● **Instructions to follow**
Do not include the pictures; repeat the rest of the data exactly.

● **Stored records**
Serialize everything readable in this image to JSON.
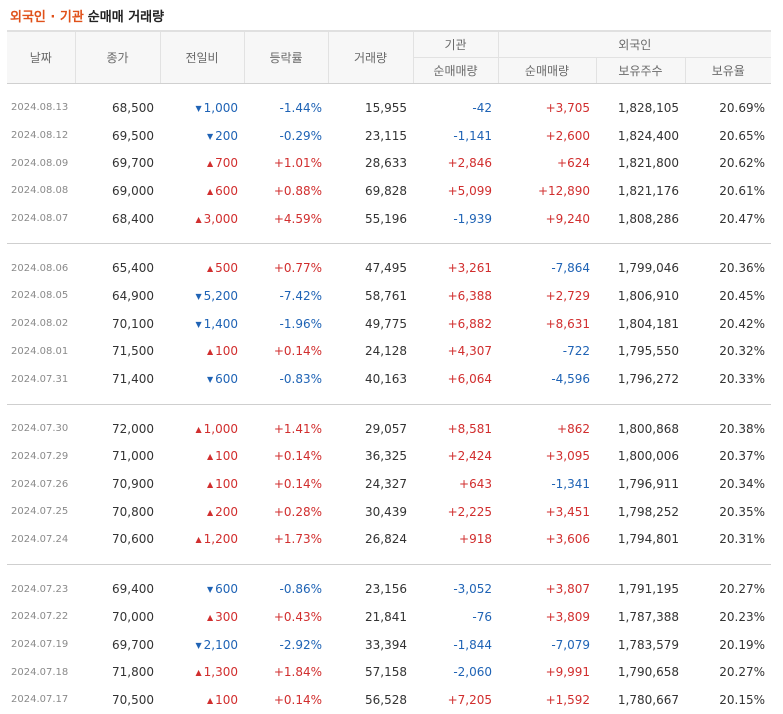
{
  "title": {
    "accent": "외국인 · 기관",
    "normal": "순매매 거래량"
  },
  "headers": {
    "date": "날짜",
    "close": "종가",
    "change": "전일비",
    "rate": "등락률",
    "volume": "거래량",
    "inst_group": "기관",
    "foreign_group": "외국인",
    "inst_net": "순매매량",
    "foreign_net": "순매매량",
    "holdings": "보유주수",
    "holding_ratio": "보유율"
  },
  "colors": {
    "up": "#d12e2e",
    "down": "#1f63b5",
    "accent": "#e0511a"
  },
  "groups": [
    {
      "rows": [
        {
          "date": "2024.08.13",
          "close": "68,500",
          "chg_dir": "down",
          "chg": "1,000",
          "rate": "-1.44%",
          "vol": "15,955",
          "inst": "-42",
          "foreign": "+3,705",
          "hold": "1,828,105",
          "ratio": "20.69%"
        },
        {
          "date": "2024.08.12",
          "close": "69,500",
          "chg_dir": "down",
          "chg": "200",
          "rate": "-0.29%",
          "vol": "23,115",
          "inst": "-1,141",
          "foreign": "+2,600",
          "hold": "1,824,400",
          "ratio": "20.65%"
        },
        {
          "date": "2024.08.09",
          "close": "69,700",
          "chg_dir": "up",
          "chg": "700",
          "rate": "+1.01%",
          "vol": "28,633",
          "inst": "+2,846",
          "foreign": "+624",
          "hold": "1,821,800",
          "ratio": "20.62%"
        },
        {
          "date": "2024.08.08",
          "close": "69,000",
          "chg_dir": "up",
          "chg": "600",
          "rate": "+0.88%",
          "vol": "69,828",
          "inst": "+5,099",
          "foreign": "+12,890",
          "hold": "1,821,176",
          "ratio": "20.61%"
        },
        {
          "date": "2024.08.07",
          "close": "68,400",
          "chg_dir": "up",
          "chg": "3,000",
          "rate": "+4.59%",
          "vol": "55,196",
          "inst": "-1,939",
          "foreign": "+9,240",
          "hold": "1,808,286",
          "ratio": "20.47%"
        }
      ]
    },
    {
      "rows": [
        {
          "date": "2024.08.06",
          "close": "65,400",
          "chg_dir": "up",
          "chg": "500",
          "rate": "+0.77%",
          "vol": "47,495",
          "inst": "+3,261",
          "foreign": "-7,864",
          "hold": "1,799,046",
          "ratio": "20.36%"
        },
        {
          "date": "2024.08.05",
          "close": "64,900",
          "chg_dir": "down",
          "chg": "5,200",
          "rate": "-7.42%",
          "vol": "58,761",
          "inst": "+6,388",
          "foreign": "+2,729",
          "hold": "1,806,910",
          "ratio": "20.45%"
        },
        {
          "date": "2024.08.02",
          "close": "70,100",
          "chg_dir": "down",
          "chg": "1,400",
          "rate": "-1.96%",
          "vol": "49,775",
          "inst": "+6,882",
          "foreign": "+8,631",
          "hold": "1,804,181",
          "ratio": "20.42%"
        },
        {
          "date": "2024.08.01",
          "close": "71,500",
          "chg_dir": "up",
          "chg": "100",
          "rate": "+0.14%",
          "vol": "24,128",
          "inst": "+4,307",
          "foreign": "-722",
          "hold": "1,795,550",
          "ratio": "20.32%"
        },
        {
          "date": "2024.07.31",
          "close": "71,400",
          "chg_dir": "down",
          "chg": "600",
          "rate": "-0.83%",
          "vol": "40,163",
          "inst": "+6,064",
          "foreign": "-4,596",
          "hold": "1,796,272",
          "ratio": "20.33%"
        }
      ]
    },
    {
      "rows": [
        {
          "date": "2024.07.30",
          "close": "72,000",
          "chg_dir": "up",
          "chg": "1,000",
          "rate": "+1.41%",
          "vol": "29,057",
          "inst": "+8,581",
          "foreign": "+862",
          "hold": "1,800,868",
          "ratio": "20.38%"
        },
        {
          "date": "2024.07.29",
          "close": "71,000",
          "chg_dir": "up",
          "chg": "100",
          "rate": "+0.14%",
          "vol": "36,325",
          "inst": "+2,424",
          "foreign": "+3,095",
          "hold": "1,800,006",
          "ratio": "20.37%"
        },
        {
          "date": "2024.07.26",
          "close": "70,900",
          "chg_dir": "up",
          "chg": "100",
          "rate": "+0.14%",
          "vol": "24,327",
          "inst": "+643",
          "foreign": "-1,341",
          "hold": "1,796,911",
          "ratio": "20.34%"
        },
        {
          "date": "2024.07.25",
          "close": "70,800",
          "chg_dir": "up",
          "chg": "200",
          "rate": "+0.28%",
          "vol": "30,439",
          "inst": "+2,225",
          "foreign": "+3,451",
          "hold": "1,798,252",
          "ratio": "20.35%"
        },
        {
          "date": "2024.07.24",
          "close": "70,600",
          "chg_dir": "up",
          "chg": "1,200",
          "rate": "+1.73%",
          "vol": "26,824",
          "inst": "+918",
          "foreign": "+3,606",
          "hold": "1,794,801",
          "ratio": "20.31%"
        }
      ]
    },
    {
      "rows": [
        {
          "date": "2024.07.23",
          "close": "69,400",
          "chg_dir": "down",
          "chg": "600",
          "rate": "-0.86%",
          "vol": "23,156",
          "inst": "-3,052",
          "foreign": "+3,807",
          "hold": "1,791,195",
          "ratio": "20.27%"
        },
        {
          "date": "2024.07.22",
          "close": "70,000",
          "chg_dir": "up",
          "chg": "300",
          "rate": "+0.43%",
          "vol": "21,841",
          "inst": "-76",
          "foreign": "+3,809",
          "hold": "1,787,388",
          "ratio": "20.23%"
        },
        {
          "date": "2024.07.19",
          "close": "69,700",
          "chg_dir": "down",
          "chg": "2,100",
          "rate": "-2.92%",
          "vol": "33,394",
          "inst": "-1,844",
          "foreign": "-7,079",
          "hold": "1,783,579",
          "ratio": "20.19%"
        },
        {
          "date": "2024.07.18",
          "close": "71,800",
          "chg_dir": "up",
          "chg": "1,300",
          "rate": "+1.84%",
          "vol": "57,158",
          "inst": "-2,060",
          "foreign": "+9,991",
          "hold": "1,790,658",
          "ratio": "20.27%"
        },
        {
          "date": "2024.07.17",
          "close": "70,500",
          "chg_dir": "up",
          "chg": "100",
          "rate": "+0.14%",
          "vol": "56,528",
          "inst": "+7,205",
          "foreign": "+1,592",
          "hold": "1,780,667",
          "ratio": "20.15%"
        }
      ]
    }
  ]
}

● **Written answer**
Serialize everything readable in this image to JSON.
{
  "title": {
    "accent": "외국인 · 기관",
    "normal": "순매매 거래량"
  },
  "headers": {
    "date": "날짜",
    "close": "종가",
    "change": "전일비",
    "rate": "등락률",
    "volume": "거래량",
    "inst_group": "기관",
    "foreign_group": "외국인",
    "inst_net": "순매매량",
    "foreign_net": "순매매량",
    "holdings": "보유주수",
    "holding_ratio": "보유율"
  },
  "colors": {
    "up": "#d12e2e",
    "down": "#1f63b5",
    "accent": "#e0511a"
  },
  "groups": [
    {
      "rows": [
        {
          "date": "2024.08.13",
          "close": "68,500",
          "chg_dir": "down",
          "chg": "1,000",
          "rate": "-1.44%",
          "vol": "15,955",
          "inst": "-42",
          "foreign": "+3,705",
          "hold": "1,828,105",
          "ratio": "20.69%"
        },
        {
          "date": "2024.08.12",
          "close": "69,500",
          "chg_dir": "down",
          "chg": "200",
          "rate": "-0.29%",
          "vol": "23,115",
          "inst": "-1,141",
          "foreign": "+2,600",
          "hold": "1,824,400",
          "ratio": "20.65%"
        },
        {
          "date": "2024.08.09",
          "close": "69,700",
          "chg_dir": "up",
          "chg": "700",
          "rate": "+1.01%",
          "vol": "28,633",
          "inst": "+2,846",
          "foreign": "+624",
          "hold": "1,821,800",
          "ratio": "20.62%"
        },
        {
          "date": "2024.08.08",
          "close": "69,000",
          "chg_dir": "up",
          "chg": "600",
          "rate": "+0.88%",
          "vol": "69,828",
          "inst": "+5,099",
          "foreign": "+12,890",
          "hold": "1,821,176",
          "ratio": "20.61%"
        },
        {
          "date": "2024.08.07",
          "close": "68,400",
          "chg_dir": "up",
          "chg": "3,000",
          "rate": "+4.59%",
          "vol": "55,196",
          "inst": "-1,939",
          "foreign": "+9,240",
          "hold": "1,808,286",
          "ratio": "20.47%"
        }
      ]
    },
    {
      "rows": [
        {
          "date": "2024.08.06",
          "close": "65,400",
          "chg_dir": "up",
          "chg": "500",
          "rate": "+0.77%",
          "vol": "47,495",
          "inst": "+3,261",
          "foreign": "-7,864",
          "hold": "1,799,046",
          "ratio": "20.36%"
        },
        {
          "date": "2024.08.05",
          "close": "64,900",
          "chg_dir": "down",
          "chg": "5,200",
          "rate": "-7.42%",
          "vol": "58,761",
          "inst": "+6,388",
          "foreign": "+2,729",
          "hold": "1,806,910",
          "ratio": "20.45%"
        },
        {
          "date": "2024.08.02",
          "close": "70,100",
          "chg_dir": "down",
          "chg": "1,400",
          "rate": "-1.96%",
          "vol": "49,775",
          "inst": "+6,882",
          "foreign": "+8,631",
          "hold": "1,804,181",
          "ratio": "20.42%"
        },
        {
          "date": "2024.08.01",
          "close": "71,500",
          "chg_dir": "up",
          "chg": "100",
          "rate": "+0.14%",
          "vol": "24,128",
          "inst": "+4,307",
          "foreign": "-722",
          "hold": "1,795,550",
          "ratio": "20.32%"
        },
        {
          "date": "2024.07.31",
          "close": "71,400",
          "chg_dir": "down",
          "chg": "600",
          "rate": "-0.83%",
          "vol": "40,163",
          "inst": "+6,064",
          "foreign": "-4,596",
          "hold": "1,796,272",
          "ratio": "20.33%"
        }
      ]
    },
    {
      "rows": [
        {
          "date": "2024.07.30",
          "close": "72,000",
          "chg_dir": "up",
          "chg": "1,000",
          "rate": "+1.41%",
          "vol": "29,057",
          "inst": "+8,581",
          "foreign": "+862",
          "hold": "1,800,868",
          "ratio": "20.38%"
        },
        {
          "date": "2024.07.29",
          "close": "71,000",
          "chg_dir": "up",
          "chg": "100",
          "rate": "+0.14%",
          "vol": "36,325",
          "inst": "+2,424",
          "foreign": "+3,095",
          "hold": "1,800,006",
          "ratio": "20.37%"
        },
        {
          "date": "2024.07.26",
          "close": "70,900",
          "chg_dir": "up",
          "chg": "100",
          "rate": "+0.14%",
          "vol": "24,327",
          "inst": "+643",
          "foreign": "-1,341",
          "hold": "1,796,911",
          "ratio": "20.34%"
        },
        {
          "date": "2024.07.25",
          "close": "70,800",
          "chg_dir": "up",
          "chg": "200",
          "rate": "+0.28%",
          "vol": "30,439",
          "inst": "+2,225",
          "foreign": "+3,451",
          "hold": "1,798,252",
          "ratio": "20.35%"
        },
        {
          "date": "2024.07.24",
          "close": "70,600",
          "chg_dir": "up",
          "chg": "1,200",
          "rate": "+1.73%",
          "vol": "26,824",
          "inst": "+918",
          "foreign": "+3,606",
          "hold": "1,794,801",
          "ratio": "20.31%"
        }
      ]
    },
    {
      "rows": [
        {
          "date": "2024.07.23",
          "close": "69,400",
          "chg_dir": "down",
          "chg": "600",
          "rate": "-0.86%",
          "vol": "23,156",
          "inst": "-3,052",
          "foreign": "+3,807",
          "hold": "1,791,195",
          "ratio": "20.27%"
        },
        {
          "date": "2024.07.22",
          "close": "70,000",
          "chg_dir": "up",
          "chg": "300",
          "rate": "+0.43%",
          "vol": "21,841",
          "inst": "-76",
          "foreign": "+3,809",
          "hold": "1,787,388",
          "ratio": "20.23%"
        },
        {
          "date": "2024.07.19",
          "close": "69,700",
          "chg_dir": "down",
          "chg": "2,100",
          "rate": "-2.92%",
          "vol": "33,394",
          "inst": "-1,844",
          "foreign": "-7,079",
          "hold": "1,783,579",
          "ratio": "20.19%"
        },
        {
          "date": "2024.07.18",
          "close": "71,800",
          "chg_dir": "up",
          "chg": "1,300",
          "rate": "+1.84%",
          "vol": "57,158",
          "inst": "-2,060",
          "foreign": "+9,991",
          "hold": "1,790,658",
          "ratio": "20.27%"
        },
        {
          "date": "2024.07.17",
          "close": "70,500",
          "chg_dir": "up",
          "chg": "100",
          "rate": "+0.14%",
          "vol": "56,528",
          "inst": "+7,205",
          "foreign": "+1,592",
          "hold": "1,780,667",
          "ratio": "20.15%"
        }
      ]
    }
  ]
}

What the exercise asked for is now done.